- **DIRECTION**:
Copy out each line featuring the string "title" from the entries beneath.

- **RECORDS TO USE**:
================================
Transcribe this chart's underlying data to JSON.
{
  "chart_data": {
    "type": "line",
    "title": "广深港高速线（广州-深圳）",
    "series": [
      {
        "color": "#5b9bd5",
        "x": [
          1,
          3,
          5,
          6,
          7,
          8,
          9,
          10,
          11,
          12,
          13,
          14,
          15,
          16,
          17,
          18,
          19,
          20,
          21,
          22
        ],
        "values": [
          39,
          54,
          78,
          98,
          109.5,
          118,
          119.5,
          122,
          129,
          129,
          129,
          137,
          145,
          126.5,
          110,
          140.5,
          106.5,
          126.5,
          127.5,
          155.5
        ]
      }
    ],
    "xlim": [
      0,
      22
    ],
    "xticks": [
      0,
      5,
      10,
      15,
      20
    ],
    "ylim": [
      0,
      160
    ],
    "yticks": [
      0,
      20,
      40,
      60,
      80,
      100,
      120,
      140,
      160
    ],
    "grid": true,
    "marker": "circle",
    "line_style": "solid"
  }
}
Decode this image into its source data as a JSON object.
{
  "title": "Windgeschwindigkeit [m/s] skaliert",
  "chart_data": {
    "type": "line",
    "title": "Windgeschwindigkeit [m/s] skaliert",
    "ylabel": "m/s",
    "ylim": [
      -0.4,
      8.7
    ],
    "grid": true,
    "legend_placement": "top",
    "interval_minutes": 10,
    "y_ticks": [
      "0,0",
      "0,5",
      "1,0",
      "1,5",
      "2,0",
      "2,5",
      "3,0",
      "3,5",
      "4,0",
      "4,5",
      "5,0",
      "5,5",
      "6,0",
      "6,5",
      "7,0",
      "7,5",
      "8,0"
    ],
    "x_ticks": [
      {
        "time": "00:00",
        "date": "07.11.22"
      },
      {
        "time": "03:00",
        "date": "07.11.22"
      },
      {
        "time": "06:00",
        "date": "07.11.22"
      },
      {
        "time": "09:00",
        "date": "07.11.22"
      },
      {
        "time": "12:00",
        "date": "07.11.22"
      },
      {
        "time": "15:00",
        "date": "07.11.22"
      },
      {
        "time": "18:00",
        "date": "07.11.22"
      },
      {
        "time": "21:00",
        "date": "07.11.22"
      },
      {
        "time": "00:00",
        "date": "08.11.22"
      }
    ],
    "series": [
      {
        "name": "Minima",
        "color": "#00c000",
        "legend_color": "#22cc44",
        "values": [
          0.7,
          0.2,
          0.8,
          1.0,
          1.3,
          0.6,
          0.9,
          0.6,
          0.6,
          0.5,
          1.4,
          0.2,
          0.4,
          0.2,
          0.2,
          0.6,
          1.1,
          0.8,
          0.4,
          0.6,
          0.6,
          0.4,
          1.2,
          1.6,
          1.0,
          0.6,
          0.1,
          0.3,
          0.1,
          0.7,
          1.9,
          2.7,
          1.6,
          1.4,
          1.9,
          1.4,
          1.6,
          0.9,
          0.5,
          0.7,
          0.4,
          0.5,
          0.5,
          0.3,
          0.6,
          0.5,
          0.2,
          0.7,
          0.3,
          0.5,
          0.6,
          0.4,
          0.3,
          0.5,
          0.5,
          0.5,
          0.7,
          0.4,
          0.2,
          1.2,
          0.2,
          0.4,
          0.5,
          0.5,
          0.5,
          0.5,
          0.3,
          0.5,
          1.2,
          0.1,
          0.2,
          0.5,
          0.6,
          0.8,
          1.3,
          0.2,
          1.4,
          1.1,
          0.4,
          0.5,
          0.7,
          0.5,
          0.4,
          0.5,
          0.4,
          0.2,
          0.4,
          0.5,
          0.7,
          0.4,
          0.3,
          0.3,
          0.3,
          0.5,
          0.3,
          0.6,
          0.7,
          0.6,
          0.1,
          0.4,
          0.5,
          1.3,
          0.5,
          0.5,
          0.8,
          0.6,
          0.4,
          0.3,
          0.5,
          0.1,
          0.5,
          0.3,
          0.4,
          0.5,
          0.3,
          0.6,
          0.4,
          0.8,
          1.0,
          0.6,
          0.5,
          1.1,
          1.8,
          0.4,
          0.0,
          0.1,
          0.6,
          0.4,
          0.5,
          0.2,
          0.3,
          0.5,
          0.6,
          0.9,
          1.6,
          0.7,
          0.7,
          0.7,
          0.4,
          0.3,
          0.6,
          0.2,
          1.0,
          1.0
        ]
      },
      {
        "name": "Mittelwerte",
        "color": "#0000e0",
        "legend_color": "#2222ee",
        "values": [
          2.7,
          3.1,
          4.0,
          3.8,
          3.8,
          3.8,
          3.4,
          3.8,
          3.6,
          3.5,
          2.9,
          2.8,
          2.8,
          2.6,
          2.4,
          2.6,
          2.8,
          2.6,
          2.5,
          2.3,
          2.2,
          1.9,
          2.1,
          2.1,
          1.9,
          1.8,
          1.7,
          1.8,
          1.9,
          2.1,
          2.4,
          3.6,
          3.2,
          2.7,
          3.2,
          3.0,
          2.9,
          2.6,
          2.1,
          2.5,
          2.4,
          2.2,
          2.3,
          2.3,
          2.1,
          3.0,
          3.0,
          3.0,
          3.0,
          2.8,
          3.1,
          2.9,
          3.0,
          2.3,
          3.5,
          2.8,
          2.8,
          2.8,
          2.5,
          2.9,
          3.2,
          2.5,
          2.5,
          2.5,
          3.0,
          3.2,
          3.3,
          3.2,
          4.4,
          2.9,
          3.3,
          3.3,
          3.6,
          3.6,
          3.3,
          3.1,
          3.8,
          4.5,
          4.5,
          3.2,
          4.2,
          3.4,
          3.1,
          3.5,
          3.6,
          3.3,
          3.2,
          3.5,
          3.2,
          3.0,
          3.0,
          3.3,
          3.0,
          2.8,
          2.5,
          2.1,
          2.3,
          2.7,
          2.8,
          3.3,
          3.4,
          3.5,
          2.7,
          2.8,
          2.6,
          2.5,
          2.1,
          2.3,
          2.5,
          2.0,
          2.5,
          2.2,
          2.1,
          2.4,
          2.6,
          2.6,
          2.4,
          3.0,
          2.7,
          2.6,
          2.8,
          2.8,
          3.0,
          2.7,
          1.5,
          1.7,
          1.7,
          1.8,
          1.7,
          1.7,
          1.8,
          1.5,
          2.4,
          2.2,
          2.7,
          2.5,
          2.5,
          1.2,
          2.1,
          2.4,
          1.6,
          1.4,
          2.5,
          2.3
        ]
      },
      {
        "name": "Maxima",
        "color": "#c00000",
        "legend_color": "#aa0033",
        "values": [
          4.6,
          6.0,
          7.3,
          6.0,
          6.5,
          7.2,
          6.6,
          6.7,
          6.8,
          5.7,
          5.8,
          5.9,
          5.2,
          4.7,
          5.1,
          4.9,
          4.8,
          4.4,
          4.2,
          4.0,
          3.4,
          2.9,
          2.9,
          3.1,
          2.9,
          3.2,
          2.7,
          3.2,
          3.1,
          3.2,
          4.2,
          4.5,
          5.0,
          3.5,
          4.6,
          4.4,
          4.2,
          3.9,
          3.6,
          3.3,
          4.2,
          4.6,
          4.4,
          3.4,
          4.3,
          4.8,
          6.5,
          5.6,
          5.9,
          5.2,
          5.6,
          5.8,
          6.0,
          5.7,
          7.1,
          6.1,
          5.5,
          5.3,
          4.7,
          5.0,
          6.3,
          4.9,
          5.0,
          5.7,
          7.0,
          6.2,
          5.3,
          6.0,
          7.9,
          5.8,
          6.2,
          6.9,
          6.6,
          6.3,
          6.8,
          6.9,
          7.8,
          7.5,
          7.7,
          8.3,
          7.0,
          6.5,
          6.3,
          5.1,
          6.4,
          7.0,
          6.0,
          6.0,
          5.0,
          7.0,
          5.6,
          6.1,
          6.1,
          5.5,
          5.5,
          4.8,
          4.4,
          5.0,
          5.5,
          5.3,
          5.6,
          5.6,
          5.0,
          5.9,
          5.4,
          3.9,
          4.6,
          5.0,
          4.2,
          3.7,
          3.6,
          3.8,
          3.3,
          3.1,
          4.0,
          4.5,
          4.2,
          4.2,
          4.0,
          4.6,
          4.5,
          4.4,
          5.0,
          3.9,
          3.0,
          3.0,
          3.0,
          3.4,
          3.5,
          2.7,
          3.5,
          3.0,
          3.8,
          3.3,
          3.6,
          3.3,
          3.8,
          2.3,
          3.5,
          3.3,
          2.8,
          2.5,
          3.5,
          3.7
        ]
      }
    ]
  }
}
================================
- **REPLY**:
    "title": "广深港高速线（广州-深圳）",
  "title": "Windgeschwindigkeit [m/s] skaliert",
    "title": "Windgeschwindigkeit [m/s] skaliert",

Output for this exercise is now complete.